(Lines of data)
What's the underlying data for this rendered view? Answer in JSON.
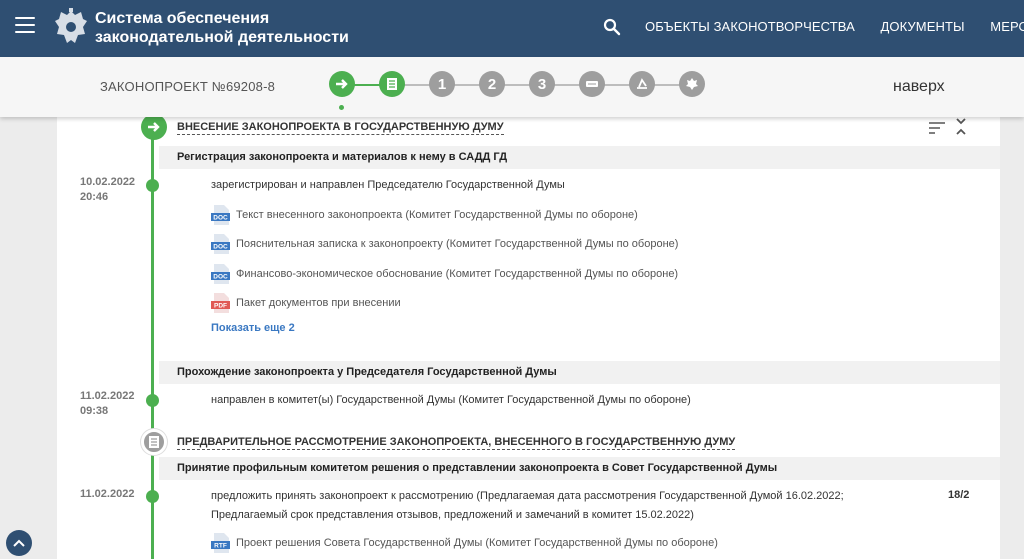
{
  "header": {
    "title_line1": "Система обеспечения",
    "title_line2": "законодательной деятельности",
    "nav": [
      "ОБЪЕКТЫ ЗАКОНОТВОРЧЕСТВА",
      "ДОКУМЕНТЫ",
      "МЕРОПРИЯТ"
    ],
    "brand_color": "#2f4f72"
  },
  "stagebar": {
    "bill_number": "ЗАКОНОПРОЕКТ №69208-8",
    "to_top": "наверх",
    "stages": [
      {
        "icon": "arrow-right-icon",
        "state": "done"
      },
      {
        "icon": "document-list-icon",
        "state": "done"
      },
      {
        "label": "1",
        "state": "pending"
      },
      {
        "label": "2",
        "state": "pending"
      },
      {
        "label": "3",
        "state": "pending"
      },
      {
        "icon": "council-icon",
        "state": "pending"
      },
      {
        "icon": "signature-icon",
        "state": "pending"
      },
      {
        "icon": "emblem-icon",
        "state": "pending"
      }
    ],
    "accent_color": "#4caf50"
  },
  "timeline": {
    "stage1_title": "ВНЕСЕНИЕ ЗАКОНОПРОЕКТА В ГОСУДАРСТВЕННУЮ ДУМУ",
    "sub1_title": "Регистрация законопроекта и материалов к нему в САДД ГД",
    "event1": {
      "date": "10.02.2022",
      "time": "20:46",
      "text": "зарегистрирован и направлен Председателю Государственной Думы",
      "docs": [
        {
          "type": "DOC",
          "label": "Текст внесенного законопроекта (Комитет Государственной Думы по обороне)"
        },
        {
          "type": "DOC",
          "label": "Пояснительная записка к законопроекту (Комитет Государственной Думы по обороне)"
        },
        {
          "type": "DOC",
          "label": "Финансово-экономическое обоснование (Комитет Государственной Думы по обороне)"
        },
        {
          "type": "PDF",
          "label": "Пакет документов при внесении"
        }
      ],
      "show_more": "Показать еще 2"
    },
    "sub2_title": "Прохождение законопроекта у Председателя Государственной Думы",
    "event2": {
      "date": "11.02.2022",
      "time": "09:38",
      "text": "направлен в комитет(ы) Государственной Думы (Комитет Государственной Думы по обороне)"
    },
    "stage2_title": "ПРЕДВАРИТЕЛЬНОЕ РАССМОТРЕНИЕ ЗАКОНОПРОЕКТА, ВНЕСЕННОГО В ГОСУДАРСТВЕННУЮ ДУМУ",
    "sub3_title": "Принятие профильным комитетом решения о представлении законопроекта в Совет Государственной Думы",
    "event3": {
      "date": "11.02.2022",
      "text_line1": "предложить принять законопроект к рассмотрению (Предлагаемая дата рассмотрения Государственной Думой 16.02.2022;",
      "text_line2": "Предлагаемый срок представления отзывов, предложений и замечаний в комитет 15.02.2022)",
      "count": "18/2",
      "docs": [
        {
          "type": "RTF",
          "label": "Проект решения Совета Государственной Думы (Комитет Государственной Думы по обороне)"
        }
      ]
    }
  }
}
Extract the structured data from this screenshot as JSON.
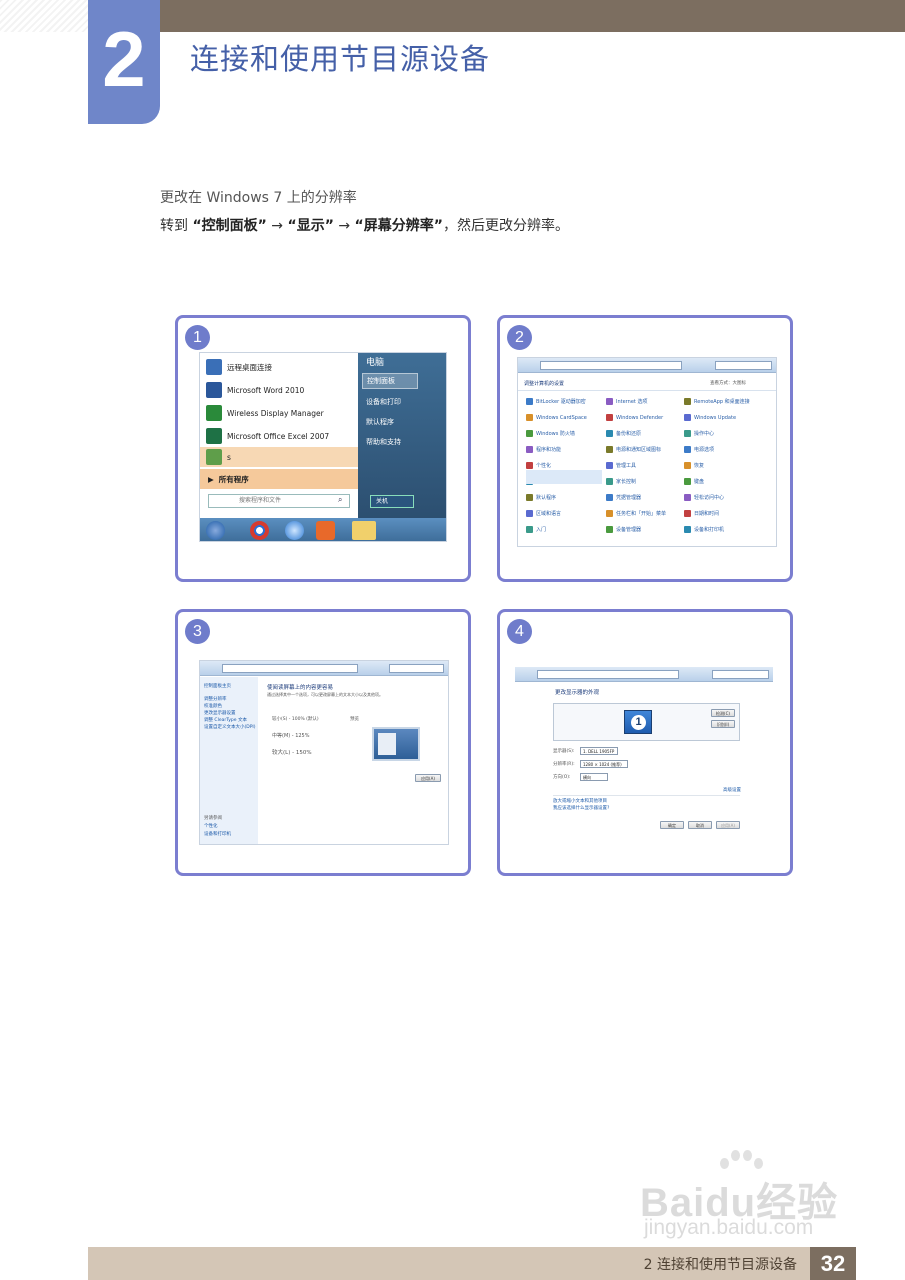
{
  "header": {
    "chapter_number": "2",
    "chapter_title": "连接和使用节目源设备"
  },
  "intro": {
    "line1": "更改在 Windows 7 上的分辨率",
    "line2_prefix": "转到 ",
    "step1": "“控制面板”",
    "arrow": " → ",
    "step2": "“显示”",
    "step3": "“屏幕分辨率”",
    "line2_suffix": "，然后更改分辨率。"
  },
  "panels": [
    {
      "badge": "1"
    },
    {
      "badge": "2"
    },
    {
      "badge": "3"
    },
    {
      "badge": "4"
    }
  ],
  "start_menu": {
    "items": [
      "远程桌面连接",
      "Microsoft Word 2010",
      "Wireless Display Manager",
      "Microsoft Office Excel 2007",
      "s"
    ],
    "all_programs": "所有程序",
    "search_placeholder": "搜索程序和文件",
    "right_items": [
      "电脑",
      "控制面板",
      "设备和打印",
      "默认程序",
      "帮助和支持"
    ],
    "shutdown": "关机"
  },
  "control_panel": {
    "header": "调整计算机的设置",
    "view": "查看方式：大图标",
    "col1": [
      "BitLocker 驱动器加密",
      "Windows CardSpace",
      "Windows 防火墙",
      "程序和功能",
      "个性化",
      "家庭组",
      "默认程序",
      "区域和语言",
      "入门"
    ],
    "col2": [
      "Internet 选项",
      "Windows Defender",
      "备份和还原",
      "电源和通知区域图标",
      "管理工具",
      "家长控制",
      "凭据管理器",
      "任务栏和「开始」菜单",
      "设备管理器"
    ],
    "col3": [
      "RemoteApp 和桌面连接",
      "Windows Update",
      "操作中心",
      "电源选项",
      "恢复",
      "键盘",
      "轻松访问中心",
      "日期和时间",
      "设备和打印机"
    ]
  },
  "display_window": {
    "side_links": [
      "控制面板主页",
      "调整分辨率",
      "校准颜色",
      "更改显示器设置",
      "调整 ClearType 文本",
      "设置自定义文本大小(DPI)"
    ],
    "see_also": [
      "另请参阅",
      "个性化",
      "设备和打印机"
    ],
    "title": "使阅读屏幕上的内容更容易",
    "desc": "通过选择其中一个选项，可以更改屏幕上的文本大小以及其他项。",
    "options": [
      "较小(S) - 100% (默认)",
      "中等(M) - 125%",
      "较大(L) - 150%"
    ],
    "preview_label": "预览",
    "apply": "应用(A)"
  },
  "resolution_window": {
    "title": "更改显示器的外观",
    "detect": "检测(C)",
    "identify": "识别(I)",
    "display_label": "显示器(S):",
    "display_value": "1. DELL 1905FP",
    "res_label": "分辨率(R):",
    "res_value": "1280 × 1024 (推荐)",
    "orient_label": "方向(O):",
    "orient_value": "横向",
    "advanced": "高级设置",
    "link1": "放大或缩小文本和其他项目",
    "link2": "我应该选择什么显示器设置?",
    "ok": "确定",
    "cancel": "取消",
    "apply": "应用(A)"
  },
  "footer": {
    "text": "2 连接和使用节目源设备",
    "page": "32"
  },
  "watermark": {
    "line1": "Baidu经验",
    "line2": "jingyan.baidu.com"
  }
}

## AIM OF THE TASK
Gather each line holding the string "this".

## EXERCISE RESPONSE
What's the underlying data for this rendered view? Answer in JSON.
Extract the structured data from this screenshot as JSON.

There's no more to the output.